Copy each line of the data below with the word "General".

++++ EXERCISE MATERIAL ++++

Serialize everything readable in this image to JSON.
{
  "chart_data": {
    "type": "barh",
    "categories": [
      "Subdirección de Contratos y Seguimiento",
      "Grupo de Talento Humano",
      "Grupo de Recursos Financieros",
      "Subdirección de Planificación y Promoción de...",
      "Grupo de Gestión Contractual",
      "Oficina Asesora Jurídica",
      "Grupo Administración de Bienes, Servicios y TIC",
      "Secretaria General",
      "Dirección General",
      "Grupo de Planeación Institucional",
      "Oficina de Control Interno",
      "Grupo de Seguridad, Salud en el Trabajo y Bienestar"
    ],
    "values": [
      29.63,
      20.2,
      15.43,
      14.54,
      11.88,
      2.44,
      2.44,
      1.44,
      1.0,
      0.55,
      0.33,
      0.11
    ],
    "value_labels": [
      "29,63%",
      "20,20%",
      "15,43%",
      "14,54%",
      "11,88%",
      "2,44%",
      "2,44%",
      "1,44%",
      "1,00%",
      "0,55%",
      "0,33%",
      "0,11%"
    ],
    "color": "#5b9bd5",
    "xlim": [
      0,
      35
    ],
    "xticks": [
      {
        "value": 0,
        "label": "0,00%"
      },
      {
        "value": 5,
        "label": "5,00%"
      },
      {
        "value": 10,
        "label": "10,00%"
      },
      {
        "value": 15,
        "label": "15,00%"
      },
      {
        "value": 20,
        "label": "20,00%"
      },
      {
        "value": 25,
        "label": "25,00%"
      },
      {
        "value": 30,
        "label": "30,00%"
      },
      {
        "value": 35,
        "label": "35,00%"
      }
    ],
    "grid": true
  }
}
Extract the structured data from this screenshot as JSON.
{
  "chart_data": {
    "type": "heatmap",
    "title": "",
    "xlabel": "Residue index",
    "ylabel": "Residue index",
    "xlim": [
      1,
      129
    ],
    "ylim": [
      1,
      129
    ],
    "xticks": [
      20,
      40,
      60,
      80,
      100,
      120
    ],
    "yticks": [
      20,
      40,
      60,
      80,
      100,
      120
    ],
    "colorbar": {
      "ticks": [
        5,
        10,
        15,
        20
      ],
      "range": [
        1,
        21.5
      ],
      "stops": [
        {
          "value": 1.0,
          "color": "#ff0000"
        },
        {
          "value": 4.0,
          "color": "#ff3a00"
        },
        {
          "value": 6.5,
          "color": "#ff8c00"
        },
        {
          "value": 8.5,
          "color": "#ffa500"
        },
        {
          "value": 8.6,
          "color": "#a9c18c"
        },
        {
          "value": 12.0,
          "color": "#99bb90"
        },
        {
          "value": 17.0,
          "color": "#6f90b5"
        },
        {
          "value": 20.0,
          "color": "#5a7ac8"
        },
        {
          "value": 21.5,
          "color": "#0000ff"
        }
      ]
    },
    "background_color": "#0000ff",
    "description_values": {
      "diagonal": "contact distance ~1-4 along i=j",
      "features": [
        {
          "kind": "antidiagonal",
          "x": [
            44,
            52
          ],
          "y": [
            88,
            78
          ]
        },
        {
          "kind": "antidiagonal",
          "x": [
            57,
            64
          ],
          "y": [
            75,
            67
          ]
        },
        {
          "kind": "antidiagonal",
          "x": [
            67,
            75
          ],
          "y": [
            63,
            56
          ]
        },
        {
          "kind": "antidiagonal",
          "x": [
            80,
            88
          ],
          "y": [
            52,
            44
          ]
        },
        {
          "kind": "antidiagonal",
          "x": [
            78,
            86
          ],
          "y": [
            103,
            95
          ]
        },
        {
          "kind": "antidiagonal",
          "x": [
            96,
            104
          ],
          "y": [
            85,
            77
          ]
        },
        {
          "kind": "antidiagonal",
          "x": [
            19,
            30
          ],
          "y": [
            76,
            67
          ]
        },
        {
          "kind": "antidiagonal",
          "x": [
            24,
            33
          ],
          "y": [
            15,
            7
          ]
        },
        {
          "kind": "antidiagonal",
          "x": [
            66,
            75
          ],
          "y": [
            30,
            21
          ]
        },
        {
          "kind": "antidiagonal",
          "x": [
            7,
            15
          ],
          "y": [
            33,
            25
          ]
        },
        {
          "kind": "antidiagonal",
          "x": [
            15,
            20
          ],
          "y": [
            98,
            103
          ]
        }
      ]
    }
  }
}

++++

SOLVED EXERCISE:
      "Secretaria General",
      "Dirección General",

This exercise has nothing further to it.